▸ **Instructions to follow**: Restate the whole of the material. Keep every word, and drop the pictures.

Recorded data
____

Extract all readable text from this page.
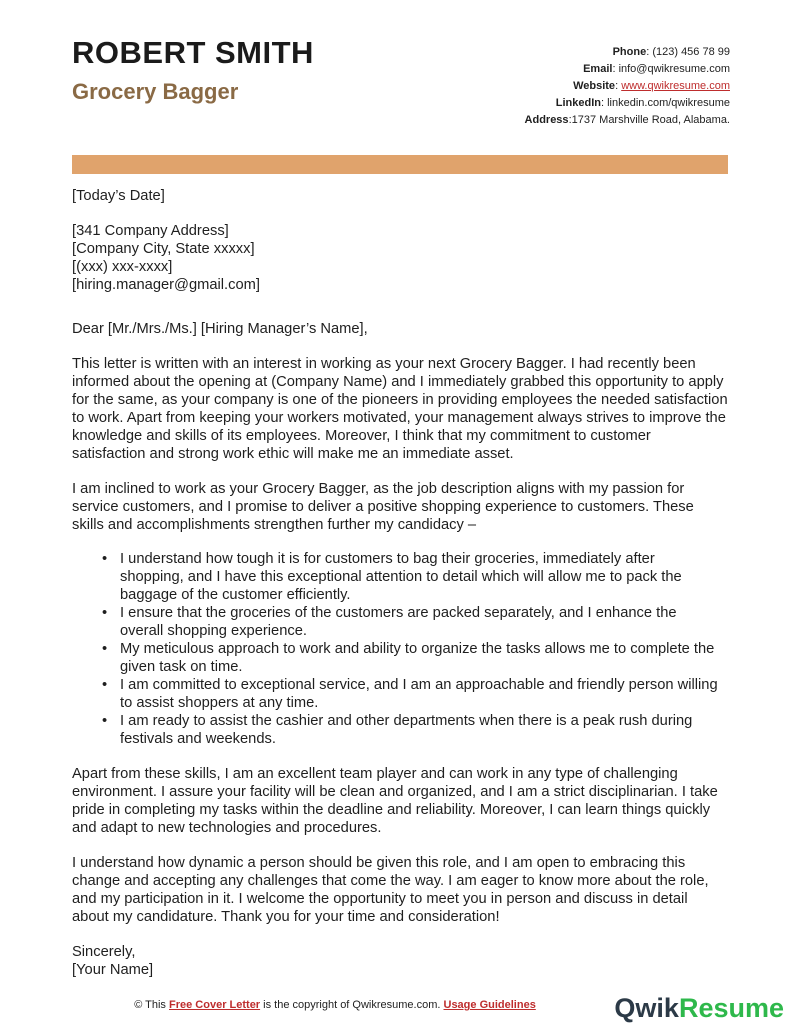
ROBERT SMITH
Grocery Bagger
Phone: (123) 456 78 99
Email: info@qwikresume.com
Website: www.qwikresume.com
LinkedIn: linkedin.com/qwikresume
Address:1737 Marshville Road, Alabama.
[Today’s Date]
[341 Company Address]
[Company City, State xxxxx]
[(xxx) xxx-xxxx]
[hiring.manager@gmail.com]

Dear [Mr./Mrs./Ms.] [Hiring Manager’s Name],

This letter is written with an interest in working as your next Grocery Bagger. I had recently been informed about the opening at (Company Name) and I immediately grabbed this opportunity to apply for the same, as your company is one of the pioneers in providing employees the needed satisfaction to work. Apart from keeping your workers motivated, your management always strives to improve the knowledge and skills of its employees. Moreover, I think that my commitment to customer satisfaction and strong work ethic will make me an immediate asset.

I am inclined to work as your Grocery Bagger, as the job description aligns with my passion for service customers, and I promise to deliver a positive shopping experience to customers. These skills and accomplishments strengthen further my candidacy –

• I understand how tough it is for customers to bag their groceries, immediately after shopping, and I have this exceptional attention to detail which will allow me to pack the baggage of the customer efficiently.
• I ensure that the groceries of the customers are packed separately, and I enhance the overall shopping experience.
• My meticulous approach to work and ability to organize the tasks allows me to complete the given task on time.
• I am committed to exceptional service, and I am an approachable and friendly person willing to assist shoppers at any time.
• I am ready to assist the cashier and other departments when there is a peak rush during festivals and weekends.

Apart from these skills, I am an excellent team player and can work in any type of challenging environment. I assure your facility will be clean and organized, and I am a strict disciplinarian. I take pride in completing my tasks within the deadline and reliability. Moreover, I can learn things quickly and adapt to new technologies and procedures.

I understand how dynamic a person should be given this role, and I am open to embracing this change and accepting any challenges that come the way. I am eager to know more about the role, and my participation in it. I welcome the opportunity to meet you in person and discuss in detail about my candidature. Thank you for your time and consideration!

Sincerely,
[Your Name]
© This Free Cover Letter is the copyright of Qwikresume.com. Usage Guidelines	QwikResume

____

▸ **In response**:
Extract all readable text from this page.
ROBERT SMITH
Grocery Bagger
Phone: (123) 456 78 99
Email: info@qwikresume.com
Website: www.qwikresume.com
LinkedIn: linkedin.com/qwikresume
Address:1737 Marshville Road, Alabama.
[Today’s Date]
[341 Company Address]
[Company City, State xxxxx]
[(xxx) xxx-xxxx]
[hiring.manager@gmail.com]

Dear [Mr./Mrs./Ms.] [Hiring Manager’s Name],

This letter is written with an interest in working as your next Grocery Bagger. I had recently been informed about the opening at (Company Name) and I immediately grabbed this opportunity to apply for the same, as your company is one of the pioneers in providing employees the needed satisfaction to work. Apart from keeping your workers motivated, your management always strives to improve the knowledge and skills of its employees. Moreover, I think that my commitment to customer satisfaction and strong work ethic will make me an immediate asset.

I am inclined to work as your Grocery Bagger, as the job description aligns with my passion for service customers, and I promise to deliver a positive shopping experience to customers. These skills and accomplishments strengthen further my candidacy –

• I understand how tough it is for customers to bag their groceries, immediately after shopping, and I have this exceptional attention to detail which will allow me to pack the baggage of the customer efficiently.
• I ensure that the groceries of the customers are packed separately, and I enhance the overall shopping experience.
• My meticulous approach to work and ability to organize the tasks allows me to complete the given task on time.
• I am committed to exceptional service, and I am an approachable and friendly person willing to assist shoppers at any time.
• I am ready to assist the cashier and other departments when there is a peak rush during festivals and weekends.

Apart from these skills, I am an excellent team player and can work in any type of challenging environment. I assure your facility will be clean and organized, and I am a strict disciplinarian. I take pride in completing my tasks within the deadline and reliability. Moreover, I can learn things quickly and adapt to new technologies and procedures.

I understand how dynamic a person should be given this role, and I am open to embracing this change and accepting any challenges that come the way. I am eager to know more about the role, and my participation in it. I welcome the opportunity to meet you in person and discuss in detail about my candidature. Thank you for your time and consideration!

Sincerely,
[Your Name]
© This Free Cover Letter is the copyright of Qwikresume.com. Usage Guidelines	QwikResume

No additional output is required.